Your task is to filter the data below down to the lines holding "Cefi".

━━━━━━━━━━━━━━━━━━━━

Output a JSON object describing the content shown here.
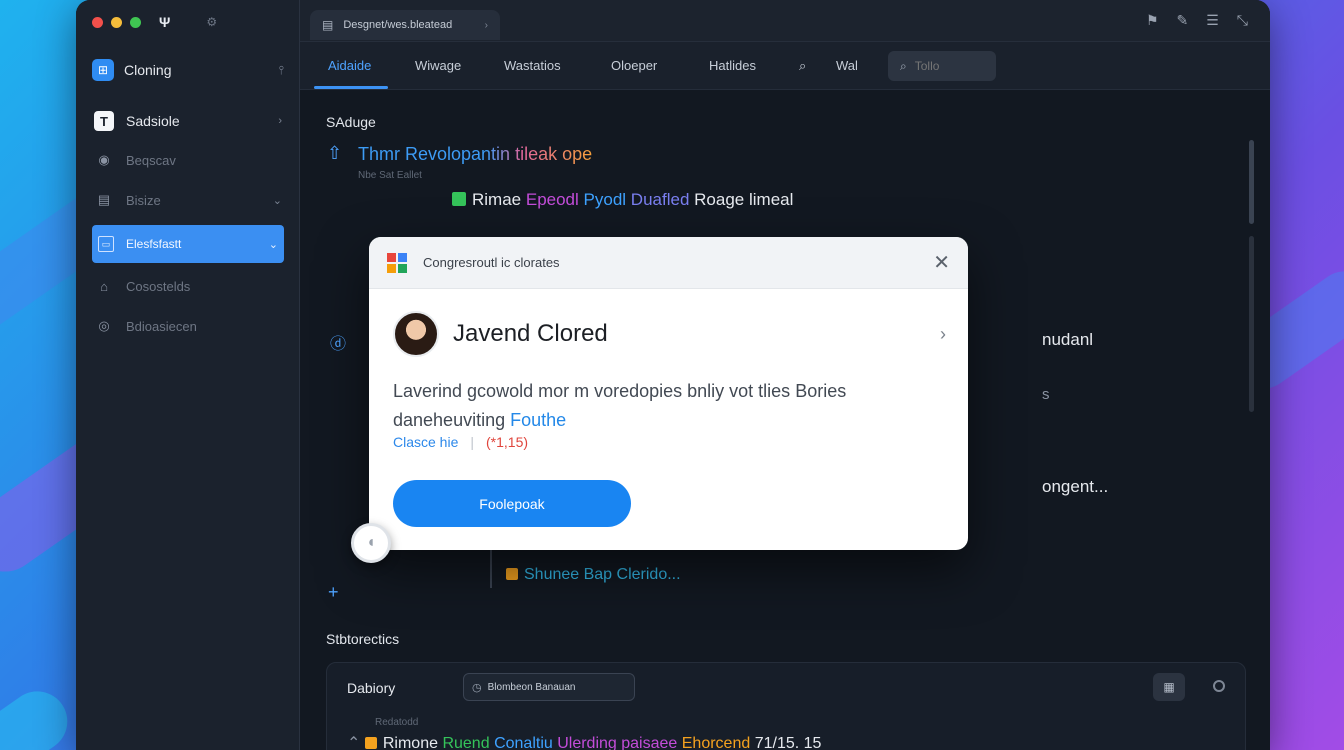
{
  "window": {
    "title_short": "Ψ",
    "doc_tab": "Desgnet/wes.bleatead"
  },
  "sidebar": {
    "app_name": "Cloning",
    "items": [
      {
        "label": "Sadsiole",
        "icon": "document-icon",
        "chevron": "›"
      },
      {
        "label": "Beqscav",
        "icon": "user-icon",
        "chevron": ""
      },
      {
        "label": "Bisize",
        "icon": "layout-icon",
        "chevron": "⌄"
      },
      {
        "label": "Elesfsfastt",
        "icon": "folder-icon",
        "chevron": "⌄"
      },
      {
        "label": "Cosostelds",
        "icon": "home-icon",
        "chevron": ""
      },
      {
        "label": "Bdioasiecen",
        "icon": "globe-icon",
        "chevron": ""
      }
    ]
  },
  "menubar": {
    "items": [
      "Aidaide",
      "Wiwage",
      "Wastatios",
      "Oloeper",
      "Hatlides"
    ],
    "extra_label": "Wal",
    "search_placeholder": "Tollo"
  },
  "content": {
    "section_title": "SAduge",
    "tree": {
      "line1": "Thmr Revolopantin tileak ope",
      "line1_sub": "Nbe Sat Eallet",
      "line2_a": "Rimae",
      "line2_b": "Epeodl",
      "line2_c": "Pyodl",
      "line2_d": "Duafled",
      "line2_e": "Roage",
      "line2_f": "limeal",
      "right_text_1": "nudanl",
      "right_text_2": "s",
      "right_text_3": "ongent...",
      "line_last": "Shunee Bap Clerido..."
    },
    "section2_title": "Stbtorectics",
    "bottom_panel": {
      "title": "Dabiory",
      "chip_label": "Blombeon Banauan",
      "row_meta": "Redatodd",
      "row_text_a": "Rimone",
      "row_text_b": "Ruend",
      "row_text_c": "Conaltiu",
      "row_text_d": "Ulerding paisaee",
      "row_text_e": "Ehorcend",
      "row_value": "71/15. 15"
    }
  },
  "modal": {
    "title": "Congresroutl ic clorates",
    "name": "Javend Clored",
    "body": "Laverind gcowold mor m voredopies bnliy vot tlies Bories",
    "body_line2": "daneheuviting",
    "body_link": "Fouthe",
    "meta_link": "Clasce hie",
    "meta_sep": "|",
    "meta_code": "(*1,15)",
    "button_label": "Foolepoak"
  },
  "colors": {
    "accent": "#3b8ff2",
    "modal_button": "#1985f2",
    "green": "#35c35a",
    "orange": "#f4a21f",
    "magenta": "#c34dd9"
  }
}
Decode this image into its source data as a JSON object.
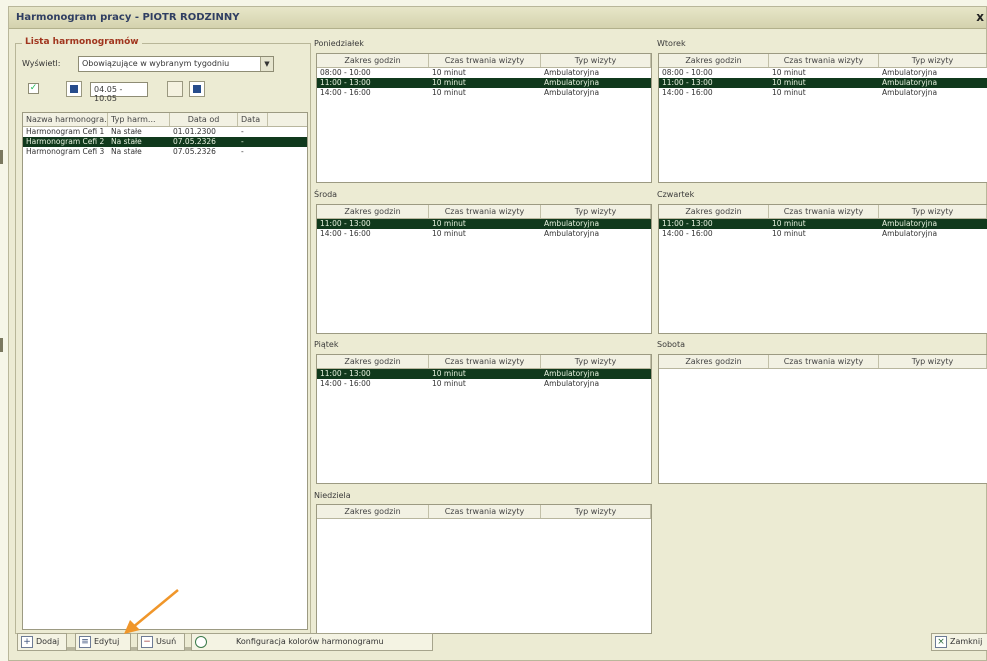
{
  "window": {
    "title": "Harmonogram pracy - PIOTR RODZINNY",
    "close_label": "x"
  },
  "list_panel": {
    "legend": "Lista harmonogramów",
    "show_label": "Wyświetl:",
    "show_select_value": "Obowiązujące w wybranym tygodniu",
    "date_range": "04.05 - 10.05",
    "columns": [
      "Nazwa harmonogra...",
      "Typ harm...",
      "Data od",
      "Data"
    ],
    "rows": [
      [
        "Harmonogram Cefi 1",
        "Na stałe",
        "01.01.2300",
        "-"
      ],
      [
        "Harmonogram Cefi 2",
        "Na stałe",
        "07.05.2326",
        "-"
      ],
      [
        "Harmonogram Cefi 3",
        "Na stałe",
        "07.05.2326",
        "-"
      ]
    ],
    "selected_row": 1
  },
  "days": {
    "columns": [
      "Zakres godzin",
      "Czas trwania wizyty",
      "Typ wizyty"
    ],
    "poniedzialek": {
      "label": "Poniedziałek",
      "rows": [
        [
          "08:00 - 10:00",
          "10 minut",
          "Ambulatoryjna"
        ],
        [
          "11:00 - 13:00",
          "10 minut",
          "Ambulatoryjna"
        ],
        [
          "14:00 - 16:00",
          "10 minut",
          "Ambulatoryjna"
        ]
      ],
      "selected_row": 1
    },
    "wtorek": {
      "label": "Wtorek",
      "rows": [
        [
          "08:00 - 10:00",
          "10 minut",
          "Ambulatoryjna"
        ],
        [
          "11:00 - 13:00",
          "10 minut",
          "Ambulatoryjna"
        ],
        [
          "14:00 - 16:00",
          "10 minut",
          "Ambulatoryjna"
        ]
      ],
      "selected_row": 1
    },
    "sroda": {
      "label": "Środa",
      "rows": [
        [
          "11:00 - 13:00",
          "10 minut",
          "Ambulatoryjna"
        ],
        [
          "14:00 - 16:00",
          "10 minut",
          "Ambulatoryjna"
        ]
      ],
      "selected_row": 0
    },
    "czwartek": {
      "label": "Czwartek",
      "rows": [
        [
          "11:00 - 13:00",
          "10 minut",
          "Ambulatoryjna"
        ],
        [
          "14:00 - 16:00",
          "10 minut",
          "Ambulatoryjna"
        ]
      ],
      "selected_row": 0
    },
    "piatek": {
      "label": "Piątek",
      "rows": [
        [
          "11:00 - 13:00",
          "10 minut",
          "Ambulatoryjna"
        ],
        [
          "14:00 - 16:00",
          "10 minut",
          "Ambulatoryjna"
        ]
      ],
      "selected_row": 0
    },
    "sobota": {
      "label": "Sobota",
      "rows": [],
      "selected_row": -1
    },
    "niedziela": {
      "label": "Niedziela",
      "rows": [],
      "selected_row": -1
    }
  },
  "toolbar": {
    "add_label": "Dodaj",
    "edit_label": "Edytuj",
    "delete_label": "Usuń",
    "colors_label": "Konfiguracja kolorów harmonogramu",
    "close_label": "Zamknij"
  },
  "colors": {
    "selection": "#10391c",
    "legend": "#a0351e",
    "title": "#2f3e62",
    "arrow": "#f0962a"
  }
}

━━━━━━━━━━━━━━━━━━━━

OUTPUT:
        "Harmonogram Cefi 1",
        "Harmonogram Cefi 2",
        "Harmonogram Cefi 3",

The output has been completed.